*AIM*. The answer is a single number: how many lines hold the string "match".

*SUPPLIED DATA*.
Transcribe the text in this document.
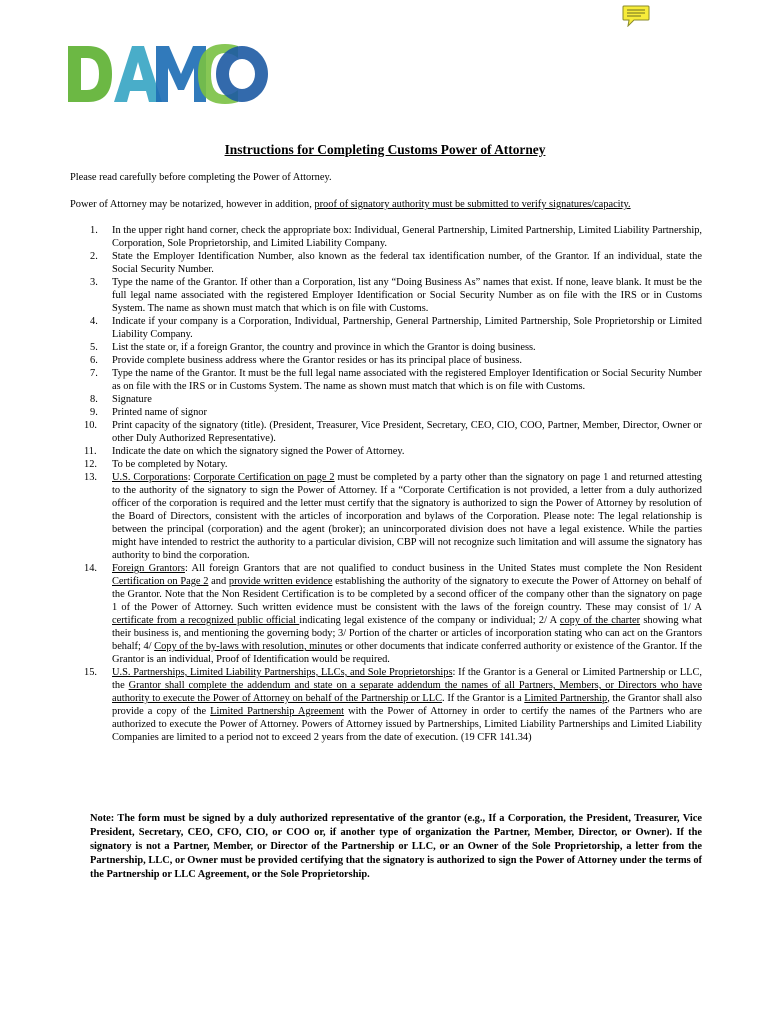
Instructions for Completing Customs Power of Attorney

Please read carefully before completing the Power of Attorney.

Power of Attorney may be notarized, however in addition, proof of signatory authority must be submitted to verify signatures/capacity.

1. In the upper right hand corner, check the appropriate box: Individual, General Partnership, Limited Partnership, Limited Liability Partnership, Corporation, Sole Proprietorship, and Limited Liability Company.
2. State the Employer Identification Number, also known as the federal tax identification number, of the Grantor. If an individual, state the Social Security Number.
3. Type the name of the Grantor. If other than a Corporation, list any “Doing Business As” names that exist. If none, leave blank. It must be the full legal name associated with the registered Employer Identification or Social Security Number as on file with the IRS or in Customs System. The name as shown must match that which is on file with Customs.
4. Indicate if your company is a Corporation, Individual, Partnership, General Partnership, Limited Partnership, Sole Proprietorship or Limited Liability Company.
5. List the state or, if a foreign Grantor, the country and province in which the Grantor is doing business.
6. Provide complete business address where the Grantor resides or has its principal place of business.
7. Type the name of the Grantor. It must be the full legal name associated with the registered Employer Identification or Social Security Number as on file with the IRS or in Customs System. The name as shown must match that which is on file with Customs.
8. Signature
9. Printed name of signor
10. Print capacity of the signatory (title). (President, Treasurer, Vice President, Secretary, CEO, CIO, COO, Partner, Member, Director, Owner or other Duly Authorized Representative).
11. Indicate the date on which the signatory signed the Power of Attorney.
12. To be completed by Notary.
13. U.S. Corporations: Corporate Certification on page 2 must be completed by a party other than the signatory on page 1 and returned attesting to the authority of the signatory to sign the Power of Attorney. If a “Corporate Certification is not provided, a letter from a duly authorized officer of the corporation is required and the letter must certify that the signatory is authorized to sign the Power of Attorney by resolution of the Board of Directors, consistent with the articles of incorporation and bylaws of the Corporation. Please note: The legal relationship is between the principal (corporation) and the agent (broker); an unincorporated division does not have a legal existence. While the parties might have intended to restrict the authority to a particular division, CBP will not recognize such limitation and will assume the signatory has authority to bind the corporation.
14. Foreign Grantors: All foreign Grantors that are not qualified to conduct business in the United States must complete the Non Resident Certification on Page 2 and provide written evidence establishing the authority of the signatory to execute the Power of Attorney on behalf of the Grantor. Note that the Non Resident Certification is to be completed by a second officer of the company other than the signatory on page 1 of the Power of Attorney. Such written evidence must be consistent with the laws of the foreign country. These may consist of 1/ A certificate from a recognized public official indicating legal existence of the company or individual; 2/ A copy of the charter showing what their business is, and mentioning the governing body; 3/ Portion of the charter or articles of incorporation stating who can act on the Grantors behalf; 4/ Copy of the by-laws with resolution, minutes or other documents that indicate conferred authority or existence of the Grantor. If the Grantor is an individual, Proof of Identification would be required.
15. U.S. Partnerships, Limited Liability Partnerships, LLCs, and Sole Proprietorships: If the Grantor is a General or Limited Partnership or LLC, the Grantor shall complete the addendum and state on a separate addendum the names of all Partners, Members, or Directors who have authority to execute the Power of Attorney on behalf of the Partnership or LLC. If the Grantor is a Limited Partnership, the Grantor shall also provide a copy of the Limited Partnership Agreement with the Power of Attorney in order to certify the names of the Partners who are authorized to execute the Power of Attorney. Powers of Attorney issued by Partnerships, Limited Liability Partnerships and Limited Liability Companies are limited to a period not to exceed 2 years from the date of execution. (19 CFR 141.34)

Note: The form must be signed by a duly authorized representative of the grantor (e.g., If a Corporation, the President, Treasurer, Vice President, Secretary, CEO, CFO, CIO, or COO or, if another type of organization the Partner, Member, Director, or Owner). If the signatory is not a Partner, Member, or Director of the Partnership or LLC, or an Owner of the Sole Proprietorship, a letter from the Partnership, LLC, or Owner must be provided certifying that the signatory is authorized to sign the Power of Attorney under the terms of the Partnership or LLC Agreement, or the Sole Proprietorship.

*CORRECT OUTPUT*. 2